→ **SELECTED EXCERPT**
STATE EX REL. DEPARTMENT OF HIGHWAYS v. PRUITT

Annotate this Case

STATE EX REL. DEPARTMENT OF HIGHWAYS v. PRUITT
1971 OK 101
487 P.2d 1175
Case Number: 43600
Decided: 08/03/1971
Supreme Court of Oklahoma

STATE OF OKLAHOMA EX REL. DEPARTMENT OF HIGHWAYS OF THE STATE OF OKLAHOMA, PLAINTIFF IN ERROR,
v.
H.A. PRUITT, DEFENDANT IN ERROR.

 

Appeal from the District Court of Carter County; Joe Thompson, Trial Judge.

¶0 Condemnation proceeding by the State of Oklahoma on relation of its Department of Highways, in which, after a trial by jury on the question of damages sustained by the property owner, the trial court sustained the property owner's motion for a new trial and vacated the verdict of the jury. From that order, the State of Oklahoma appealed to this court. Order reversed and cause remanded with directions.

Tom Keltner, Oklahoma City, for plaintiff in error.

George & George, Ardmore, for defendant in error.

LAVENDER, Justice.

¶1 This appeal arises in a condemnation proceeding brought by the State of Oklahoma on relation of its Department of Highways against H.A. Pruitt as the owner of a 1653-acre tract of land in Carter County, Oklahoma.

Stored dataset items
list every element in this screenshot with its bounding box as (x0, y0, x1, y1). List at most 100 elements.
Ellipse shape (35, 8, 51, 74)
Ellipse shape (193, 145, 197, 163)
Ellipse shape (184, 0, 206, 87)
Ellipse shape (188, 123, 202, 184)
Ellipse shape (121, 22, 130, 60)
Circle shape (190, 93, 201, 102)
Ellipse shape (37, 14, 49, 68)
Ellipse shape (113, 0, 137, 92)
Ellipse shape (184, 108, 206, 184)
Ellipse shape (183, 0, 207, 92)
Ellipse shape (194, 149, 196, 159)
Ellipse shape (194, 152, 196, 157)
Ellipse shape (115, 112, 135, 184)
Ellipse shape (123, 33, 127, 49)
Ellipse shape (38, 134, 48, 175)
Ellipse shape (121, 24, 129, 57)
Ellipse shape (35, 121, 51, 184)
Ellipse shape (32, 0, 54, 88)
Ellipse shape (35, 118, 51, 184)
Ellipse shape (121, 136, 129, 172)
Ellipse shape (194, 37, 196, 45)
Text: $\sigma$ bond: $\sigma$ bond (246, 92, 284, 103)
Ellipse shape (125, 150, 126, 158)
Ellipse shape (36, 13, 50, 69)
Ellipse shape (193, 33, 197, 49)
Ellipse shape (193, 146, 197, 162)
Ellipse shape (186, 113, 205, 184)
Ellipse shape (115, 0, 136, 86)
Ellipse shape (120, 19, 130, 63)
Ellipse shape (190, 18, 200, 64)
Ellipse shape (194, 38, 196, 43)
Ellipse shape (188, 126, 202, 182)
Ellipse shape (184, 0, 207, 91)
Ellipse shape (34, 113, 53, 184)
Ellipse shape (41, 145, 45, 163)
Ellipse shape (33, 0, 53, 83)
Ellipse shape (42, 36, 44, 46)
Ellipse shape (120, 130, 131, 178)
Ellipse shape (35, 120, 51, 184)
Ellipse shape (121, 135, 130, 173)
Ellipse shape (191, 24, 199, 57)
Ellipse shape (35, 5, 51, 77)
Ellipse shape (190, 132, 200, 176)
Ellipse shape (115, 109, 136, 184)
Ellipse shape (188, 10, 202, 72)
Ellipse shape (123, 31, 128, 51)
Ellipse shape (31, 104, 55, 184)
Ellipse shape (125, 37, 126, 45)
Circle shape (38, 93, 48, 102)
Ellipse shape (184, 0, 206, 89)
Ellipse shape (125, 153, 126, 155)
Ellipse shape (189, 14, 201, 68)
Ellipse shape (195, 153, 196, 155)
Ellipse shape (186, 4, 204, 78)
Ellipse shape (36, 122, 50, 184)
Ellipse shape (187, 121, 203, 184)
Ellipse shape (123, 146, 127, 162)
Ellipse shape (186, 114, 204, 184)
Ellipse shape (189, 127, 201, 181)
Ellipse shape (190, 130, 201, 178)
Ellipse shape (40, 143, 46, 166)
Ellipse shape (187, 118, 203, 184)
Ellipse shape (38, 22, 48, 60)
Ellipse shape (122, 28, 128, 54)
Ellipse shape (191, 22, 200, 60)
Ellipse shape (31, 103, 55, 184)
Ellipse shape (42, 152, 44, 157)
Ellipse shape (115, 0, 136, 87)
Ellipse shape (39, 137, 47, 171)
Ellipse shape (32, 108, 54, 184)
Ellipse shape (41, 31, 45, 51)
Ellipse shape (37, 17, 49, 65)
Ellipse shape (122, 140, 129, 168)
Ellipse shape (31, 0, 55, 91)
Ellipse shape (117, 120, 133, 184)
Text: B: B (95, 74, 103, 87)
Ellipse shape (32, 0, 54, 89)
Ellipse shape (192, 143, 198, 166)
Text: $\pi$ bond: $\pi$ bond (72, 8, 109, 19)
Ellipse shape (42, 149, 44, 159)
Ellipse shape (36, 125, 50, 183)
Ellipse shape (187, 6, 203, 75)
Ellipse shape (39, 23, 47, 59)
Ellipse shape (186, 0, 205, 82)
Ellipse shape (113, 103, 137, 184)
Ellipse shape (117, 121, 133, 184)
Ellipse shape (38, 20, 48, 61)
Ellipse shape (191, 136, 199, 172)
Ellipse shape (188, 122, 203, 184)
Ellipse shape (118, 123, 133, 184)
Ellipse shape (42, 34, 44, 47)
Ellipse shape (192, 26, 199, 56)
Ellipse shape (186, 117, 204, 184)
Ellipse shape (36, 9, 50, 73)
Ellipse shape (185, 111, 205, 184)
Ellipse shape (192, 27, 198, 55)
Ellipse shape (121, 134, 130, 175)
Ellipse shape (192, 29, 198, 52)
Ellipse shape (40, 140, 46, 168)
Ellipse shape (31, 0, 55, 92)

→ **WHAT IS ASKED**
1/ According to the court opinion, how large was the tract of land that H.A. Pruitt owned in Carter County?
2/ Express everything in the listing from its first line down through the line containing "Ellipse shape (194, 37, 196, 45)", inclusive, as a JSON list of strings with one string per line and blank lines omitted.

→ **ANSWERS TO THE EXERCISES**
1/ 1653 acres

2/
[
  "list every element in this screenshot with its bounding box as (x0, y0, x1, y1). List at most 100 elements.",
  "Ellipse shape (35, 8, 51, 74)",
  "Ellipse shape (193, 145, 197, 163)",
  "Ellipse shape (184, 0, 206, 87)",
  "Ellipse shape (188, 123, 202, 184)",
  "Ellipse shape (121, 22, 130, 60)",
  "Circle shape (190, 93, 201, 102)",
  "Ellipse shape (37, 14, 49, 68)",
  "Ellipse shape (113, 0, 137, 92)",
  "Ellipse shape (184, 108, 206, 184)",
  "Ellipse shape (183, 0, 207, 92)",
  "Ellipse shape (194, 149, 196, 159)",
  "Ellipse shape (194, 152, 196, 157)",
  "Ellipse shape (115, 112, 135, 184)",
  "Ellipse shape (123, 33, 127, 49)",
  "Ellipse shape (38, 134, 48, 175)",
  "Ellipse shape (121, 24, 129, 57)",
  "Ellipse shape (35, 121, 51, 184)",
  "Ellipse shape (32, 0, 54, 88)",
  "Ellipse shape (35, 118, 51, 184)",
  "Ellipse shape (121, 136, 129, 172)",
  "Ellipse shape (194, 37, 196, 45)"
]